WHAT YOU HAVE TO DO:
Print the entries below word for word; the pictures stay out of your copy.

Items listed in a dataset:
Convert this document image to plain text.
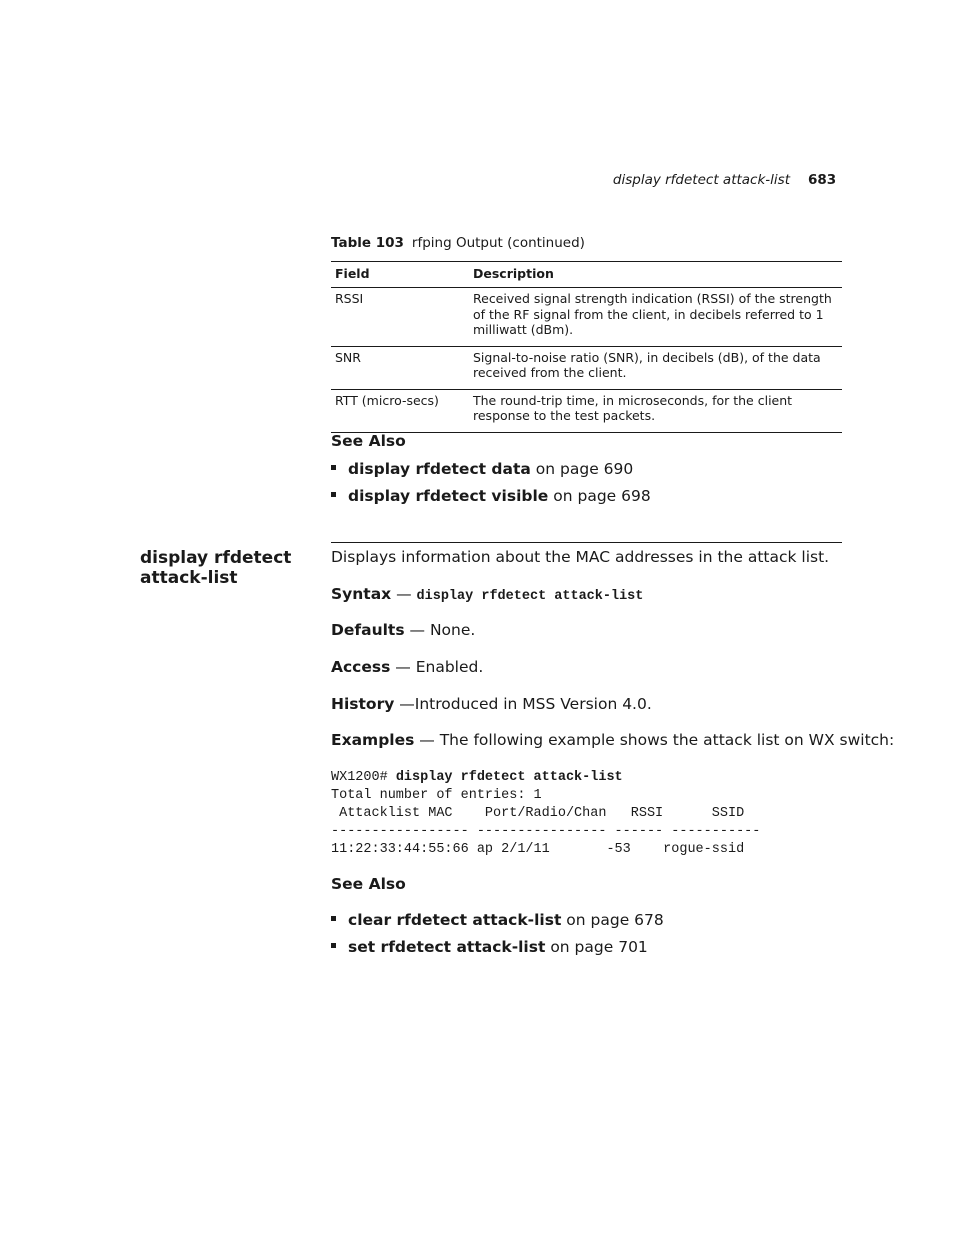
display rfdetect attack-list 683
Table 103 rfping Output (continued)
Field	Description
RSSI	Received signal strength indication (RSSI) of the strength of the RF signal from the client, in decibels referred to 1 milliwatt (dBm).
SNR	Signal-to-noise ratio (SNR), in decibels (dB), of the data received from the client.
RTT (micro-secs)	The round-trip time, in microseconds, for the client response to the test packets.
See Also
display rfdetect data on page 690
display rfdetect visible on page 698
display rfdetect attack-list
Displays information about the MAC addresses in the attack list.
Syntax — display rfdetect attack-list
Defaults — None.
Access — Enabled.
History —Introduced in MSS Version 4.0.
Examples — The following example shows the attack list on WX switch:
WX1200# display rfdetect attack-list
Total number of entries: 1
Attacklist MAC    Port/Radio/Chan   RSSI      SSID
----------------- ---------------- ------ -----------
11:22:33:44:55:66 ap 2/1/11       -53    rogue-ssid
See Also
clear rfdetect attack-list on page 678
set rfdetect attack-list on page 701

CORRECT RESPONSE:
Convert this document image to plain text.
display rfdetect attack-list 683
Table 103 rfping Output (continued)
Field	Description
RSSI	Received signal strength indication (RSSI) of the strength of the RF signal from the client, in decibels referred to 1 milliwatt (dBm).
SNR	Signal-to-noise ratio (SNR), in decibels (dB), of the data received from the client.
RTT (micro-secs)	The round-trip time, in microseconds, for the client response to the test packets.
See Also
display rfdetect data on page 690
display rfdetect visible on page 698
display rfdetect attack-list
Displays information about the MAC addresses in the attack list.
Syntax — display rfdetect attack-list
Defaults — None.
Access — Enabled.
History —Introduced in MSS Version 4.0.
Examples — The following example shows the attack list on WX switch:
WX1200# display rfdetect attack-list
Total number of entries: 1
Attacklist MAC    Port/Radio/Chan   RSSI      SSID
----------------- ---------------- ------ -----------
11:22:33:44:55:66 ap 2/1/11       -53    rogue-ssid
See Also
clear rfdetect attack-list on page 678
set rfdetect attack-list on page 701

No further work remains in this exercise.